§ TASK
Select from the records below every line that has the word "critical" in it.
#### GIVEN INFORMATION
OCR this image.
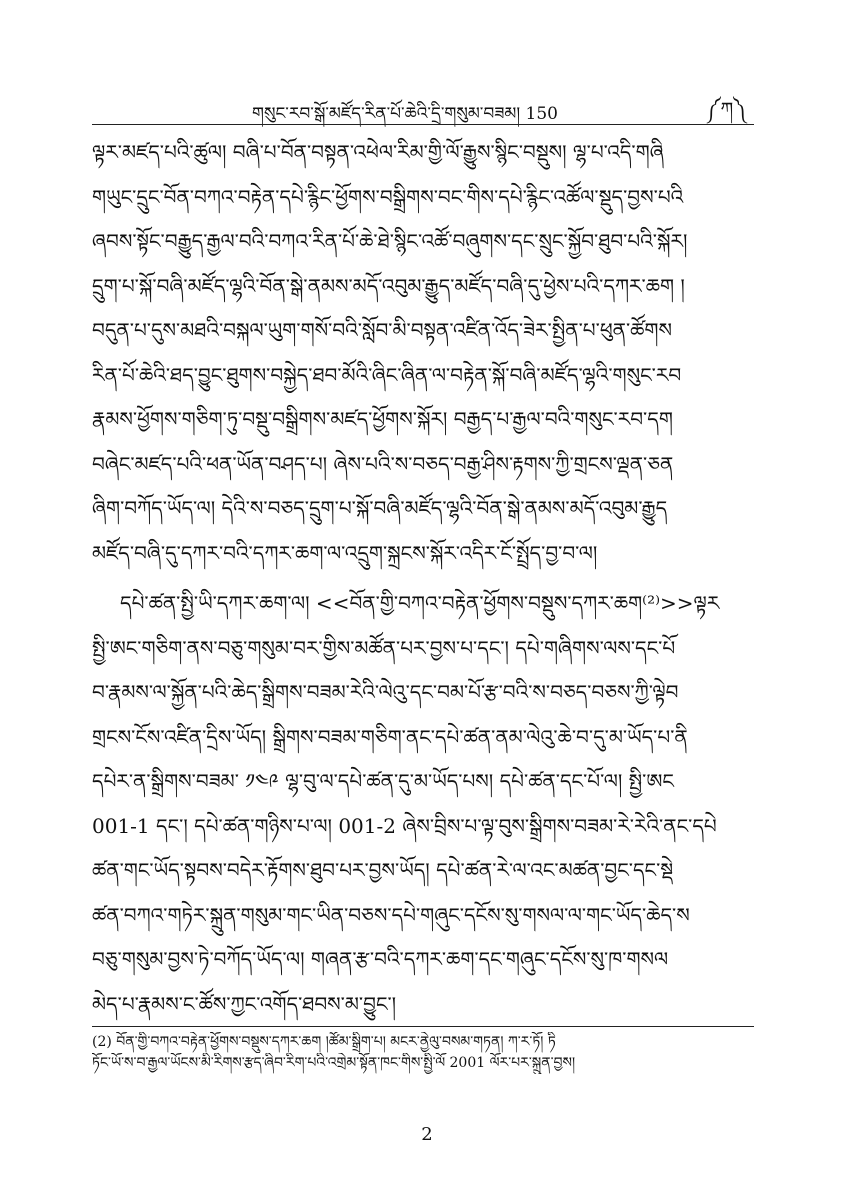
གསུང་རབ་སྒོ་མཛོད་རིན་པོ་ཆེའི་དྲི་གསུམ་བཟམ། 150	༼ཀ༽
ལྟར་མཛད་པའི་ཚུལ། བཞི་པ་བོན་བསྟན་འཕེལ་རིམ་གྱི་ལོ་རྒྱུས་སྙིང་བསྡུས། ལྷ་པ་འདི་གཞི
གཡུང་དྲུང་བོན་བཀའ་བརྟེན་དཔེ་རྙིང་ཕྱོགས་བསྒྲིགས་བང་གིས་དཔེ་རྙིང་འཚོལ་སྡུད་བྱས་པའི
ཞབས་སྟོང་བརྒྱུད་རྒྱལ་བའི་བཀའ་རིན་པོ་ཆེ་ཐེ་སྙིང་འཚོ་བཞུགས་དང་སྲུང་སྐྱོབ་ཐུབ་པའི་སྐོར།
དྲུག་པ་སྐོ་བཞི་མཛོད་ལྷའི་བོན་སྒེ་ནམས་མདོ་འབུམ་རྒྱུད་མཛོད་བཞི་དུ་ཕྱེས་པའི་དཀར་ཆག །
བདུན་པ་དུས་མཐའི་བསྐལ་ཡུག་གསོ་བའི་སློབ་མི་བསྟན་འཛིན་འོད་ཟེར་སྤྱིན་པ་ཕུན་ཚོགས
རིན་པོ་ཆེའི་ཐད་བྱུང་ཐུགས་བསྐྱེད་ཐབ་མོའི་ཞིང་ཞིན་ལ་བརྟེན་སྐོ་བཞི་མཛོད་ལྷའི་གསུང་རབ
རྣམས་ཕྱོགས་གཅིག་ཏུ་བསྡུ་བསྒྲིགས་མཛད་ཕྱོགས་སྐོར། བརྒྱད་པ་རྒྱལ་བའི་གསུང་རབ་དག
བཞེང་མཛད་པའི་ཕན་ཡོན་བཤད་པ། ཞེས་པའི་ས་བཅད་བརྒྱ་ཤིས་རྟགས་ཀྱི་གྲངས་ལྡན་ཅན
ཞིག་བཀོད་ཡོད་ལ། དེའི་ས་བཅད་དྲུག་པ་སྐོ་བཞི་མཛོད་ལྷའི་བོན་སྒེ་ནམས་མདོ་འབུམ་རྒྱུད
མཛོད་བཞི་དུ་དཀར་བའི་དཀར་ཆག་ལ་འདྲུག་སྐྲངས་སྐོར་འདིར་ངོ་སྤྲོད་བྱ་བ་ལ།
དཔེ་ཚན་སྤྱི་ཡི་དཀར་ཆག་ལ། <<བོན་གྱི་བཀའ་བརྟེན་ཕྱོགས་བསྡུས་དཀར་ཆག⁽²⁾>>ལྟར
སྤྱི་ཨང་གཅིག་ནས་བཅུ་གསུམ་བར་གྱིས་མཚོན་པར་བྱས་པ་དང་། དཔེ་གཞིགས་ལས་དང་པོ
བ་རྣམས་ལ་སྐྱོན་པའི་ཆེད་སྒྲིགས་བཟམ་རེའི་ལེའུ་དང་བམ་པོ་རྩ་བའི་ས་བཅད་བཅས་ཀྱི་ལྟེབ
གྲངས་ངོས་འཛིན་དྲིས་ཡོད། སྒྲིགས་བཟམ་གཅིག་ནང་དཔེ་ཚན་ནམ་ལེའུ་ཆེ་བ་དུ་མ་ཡོད་པ་ནི
དཔེར་ན་སྒྲིགས་བཟམ་ ༡༤༩ ལྷ་བུ་ལ་དཔེ་ཚན་དུ་མ་ཡོད་པས། དཔེ་ཚན་དང་པོ་ལ། སྤྱི་ཨང
001-1 དང་། དཔེ་ཚན་གཉིས་པ་ལ། 001-2 ཞེས་བྲིས་པ་ལྟ་བུས་སྒྲིགས་བཟམ་རེ་རེའི་ནང་དཔེ
ཚན་གང་ཡོད་སྟབས་བདེར་རྟོགས་ཐུབ་པར་བྱས་ཡོད། དཔེ་ཚན་རེ་ལ་འང་མཚན་བྱང་དང་སྡེ
ཚན་བཀའ་གཏེར་སྐྲུན་གསུམ་གང་ཡིན་བཅས་དཔེ་གཞུང་དངོས་སུ་གསལ་ལ་གང་ཡོད་ཆེད་ས
བཅུ་གསུམ་བྱས་ཏེ་བཀོད་ཡོད་ལ། གཞན་རྩ་བའི་དཀར་ཆག་དང་གཞུང་དངོས་སུ་ཁ་གསལ
མེད་པ་རྣམས་ང་ཚོས་ཀྱང་འགོད་ཐབས་མ་བྱུང་།
(2) བོན་གྱི་བཀའ་བརྟེན་ཕྱོགས་བསྡུས་དཀར་ཆག །ཚོམ་སྒྲིག་པ། མངར་ནྱེལུ་བསམ་གཏན། ཀ་ར་ཏོ། ཏི
ཏོང་ཡོ་ས་བ་རྒྱལ་ཡོངས་མི་རིགས་རྩད་ཞིབ་རིག་པའི་འགྲེམ་སྟོན་ཁང་གིས་སྤྱི་ལོ 2001 ལོར་པར་སྐྲུན་བྱས།
2
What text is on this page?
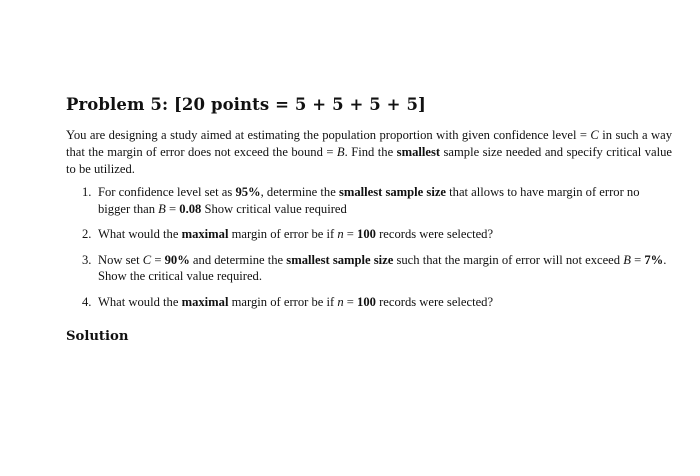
Problem 5: [20 points = 5 + 5 + 5 + 5]

You are designing a study aimed at estimating the population proportion with given confidence level = C in such a way that the margin of error does not exceed the bound = B. Find the smallest sample size needed and specify critical value to be utilized.

1. For confidence level set as 95%, determine the smallest sample size that allows to have margin of error no bigger than B = 0.08 Show critical value required
2. What would the maximal margin of error be if n = 100 records were selected?
3. Now set C = 90% and determine the smallest sample size such that the margin of error will not exceed B = 7%. Show the critical value required.
4. What would the maximal margin of error be if n = 100 records were selected?
Solution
########
§ RESPONSE
You are designing a study aimed at estimating the population proportion with given confidence level = C in such a way that the margin of error does not exceed the bound = B. Find the smallest sample size needed and specify critical value to be utilized.
1. For confidence level set as 95%, determine the smallest sample size that allows to have margin of error no bigger than B = 0.08 Show critical value required
3. Now set C = 90% and determine the smallest sample size such that the margin of error will not exceed B = 7%. Show the critical value required.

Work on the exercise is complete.